Start

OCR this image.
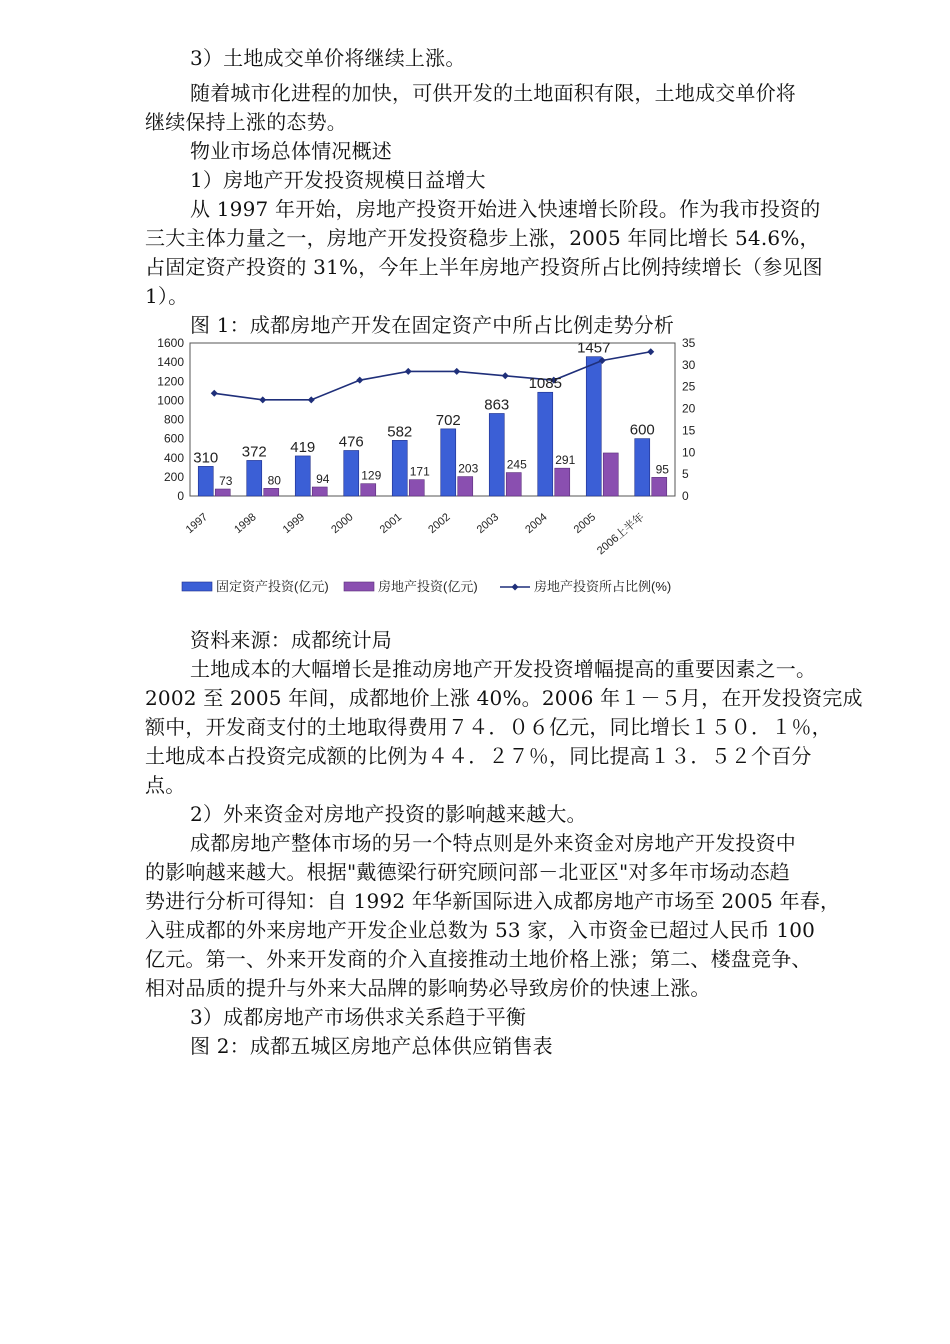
3）土地成交单价将继续上涨。
随着城市化进程的加快，可供开发的土地面积有限，土地成交单价将
继续保持上涨的态势。
物业市场总体情况概述
1）房地产开发投资规模日益增大
从 1997 年开始，房地产投资开始进入快速增长阶段。作为我市投资的
三大主体力量之一，房地产开发投资稳步上涨，2005 年同比增长 54.6%，
占固定资产投资的 31%，今年上半年房地产投资所占比例持续增长（参见图
1）。
图 1：成都房地产开发在固定资产中所占比例走势分析
0
200
400
600
800
1000
1200
1400
1600
0
5
10
15
20
25
30
35
1997 1998 1999 2000 2001 2002 2003 2004 2005
2006上半年
310
73
372
80
419
94
476
129
582
171
702
203
863
245
1085
291
1457
600
95
固定资产投资(亿元)	房地产投资(亿元)	房地产投资所占比例(%)
资料来源：成都统计局
土地成本的大幅增长是推动房地产开发投资增幅提高的重要因素之一。
2002 至 2005 年间，成都地价上涨 40%。2006 年１－５月，在开发投资完成
额中，开发商支付的土地取得费用７４．０６亿元，同比增长１５０．１％，
土地成本占投资完成额的比例为４４．２７％，同比提高１３．５２个百分
点。
2）外来资金对房地产投资的影响越来越大。
成都房地产整体市场的另一个特点则是外来资金对房地产开发投资中
的影响越来越大。根据"戴德梁行研究顾问部－北亚区"对多年市场动态趋
势进行分析可得知：自 1992 年华新国际进入成都房地产市场至 2005 年春，
入驻成都的外来房地产开发企业总数为 53 家，入市资金已超过人民币 100
亿元。第一、外来开发商的介入直接推动土地价格上涨；第二、楼盘竞争、
相对品质的提升与外来大品牌的影响势必导致房价的快速上涨。
3）成都房地产市场供求关系趋于平衡
图 2：成都五城区房地产总体供应销售表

End

→ Directions
Without the pictures, write out the whole listing above exactly as it appears.

→ In response
OCR this image.
3）土地成交单价将继续上涨。
随着城市化进程的加快，可供开发的土地面积有限，土地成交单价将
继续保持上涨的态势。
物业市场总体情况概述
1）房地产开发投资规模日益增大
从 1997 年开始，房地产投资开始进入快速增长阶段。作为我市投资的
三大主体力量之一，房地产开发投资稳步上涨，2005 年同比增长 54.6%，
占固定资产投资的 31%，今年上半年房地产投资所占比例持续增长（参见图
1）。
图 1：成都房地产开发在固定资产中所占比例走势分析
0
200
400
600
800
1000
1200
1400
1600
0
5
10
15
20
25
30
35
1997 1998 1999 2000 2001 2002 2003 2004 2005
2006上半年
310
73
372
80
419
94
476
129
582
171
702
203
863
245
1085
291
1457
600
95
固定资产投资(亿元)	房地产投资(亿元)	房地产投资所占比例(%)
资料来源：成都统计局
土地成本的大幅增长是推动房地产开发投资增幅提高的重要因素之一。
2002 至 2005 年间，成都地价上涨 40%。2006 年１－５月，在开发投资完成
额中，开发商支付的土地取得费用７４．０６亿元，同比增长１５０．１％，
土地成本占投资完成额的比例为４４．２７％，同比提高１３．５２个百分
点。
2）外来资金对房地产投资的影响越来越大。
成都房地产整体市场的另一个特点则是外来资金对房地产开发投资中
的影响越来越大。根据"戴德梁行研究顾问部－北亚区"对多年市场动态趋
势进行分析可得知：自 1992 年华新国际进入成都房地产市场至 2005 年春，
入驻成都的外来房地产开发企业总数为 53 家，入市资金已超过人民币 100
亿元。第一、外来开发商的介入直接推动土地价格上涨；第二、楼盘竞争、
相对品质的提升与外来大品牌的影响势必导致房价的快速上涨。
3）成都房地产市场供求关系趋于平衡
图 2：成都五城区房地产总体供应销售表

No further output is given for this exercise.